(Items listed in a dataset)
-- BEGIN --

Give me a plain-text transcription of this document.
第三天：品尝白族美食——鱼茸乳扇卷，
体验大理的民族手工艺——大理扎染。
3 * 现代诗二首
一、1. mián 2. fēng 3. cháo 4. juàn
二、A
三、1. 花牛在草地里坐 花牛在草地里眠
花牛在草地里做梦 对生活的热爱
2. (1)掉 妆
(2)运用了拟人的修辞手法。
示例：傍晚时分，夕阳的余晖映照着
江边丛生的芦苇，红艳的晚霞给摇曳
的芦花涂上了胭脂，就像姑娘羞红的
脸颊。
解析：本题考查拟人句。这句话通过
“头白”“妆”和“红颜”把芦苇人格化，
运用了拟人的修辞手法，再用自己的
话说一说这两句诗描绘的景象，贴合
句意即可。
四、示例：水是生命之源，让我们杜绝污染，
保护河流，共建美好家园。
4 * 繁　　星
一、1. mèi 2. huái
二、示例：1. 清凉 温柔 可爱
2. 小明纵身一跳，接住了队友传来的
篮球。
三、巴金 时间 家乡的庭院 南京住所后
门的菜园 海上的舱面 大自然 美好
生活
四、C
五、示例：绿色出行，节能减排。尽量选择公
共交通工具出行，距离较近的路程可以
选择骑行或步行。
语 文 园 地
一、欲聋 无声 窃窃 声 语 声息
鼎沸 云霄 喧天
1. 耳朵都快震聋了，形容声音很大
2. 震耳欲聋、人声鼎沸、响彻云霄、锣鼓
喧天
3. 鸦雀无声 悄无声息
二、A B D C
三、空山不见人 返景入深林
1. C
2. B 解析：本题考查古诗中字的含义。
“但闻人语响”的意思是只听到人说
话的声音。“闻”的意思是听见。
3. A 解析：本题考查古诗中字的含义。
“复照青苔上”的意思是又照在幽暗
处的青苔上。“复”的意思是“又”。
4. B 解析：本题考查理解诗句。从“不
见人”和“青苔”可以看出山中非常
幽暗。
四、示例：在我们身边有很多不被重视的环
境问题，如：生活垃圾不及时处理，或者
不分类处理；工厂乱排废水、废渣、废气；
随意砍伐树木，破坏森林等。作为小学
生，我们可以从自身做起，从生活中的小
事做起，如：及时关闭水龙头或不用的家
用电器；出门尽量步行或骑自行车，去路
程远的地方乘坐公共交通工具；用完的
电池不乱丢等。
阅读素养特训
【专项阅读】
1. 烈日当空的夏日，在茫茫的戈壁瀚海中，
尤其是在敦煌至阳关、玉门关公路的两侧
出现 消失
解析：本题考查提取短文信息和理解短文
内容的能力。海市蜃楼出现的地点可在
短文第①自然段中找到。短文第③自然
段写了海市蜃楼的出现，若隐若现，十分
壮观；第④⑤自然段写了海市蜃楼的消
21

-- END --

**Description of the task**
From the entries above, pull out each line that includes "本题考查古诗中字的含义".

**The response**
2. B 解析：本题考查古诗中字的含义。
3. A 解析：本题考查古诗中字的含义。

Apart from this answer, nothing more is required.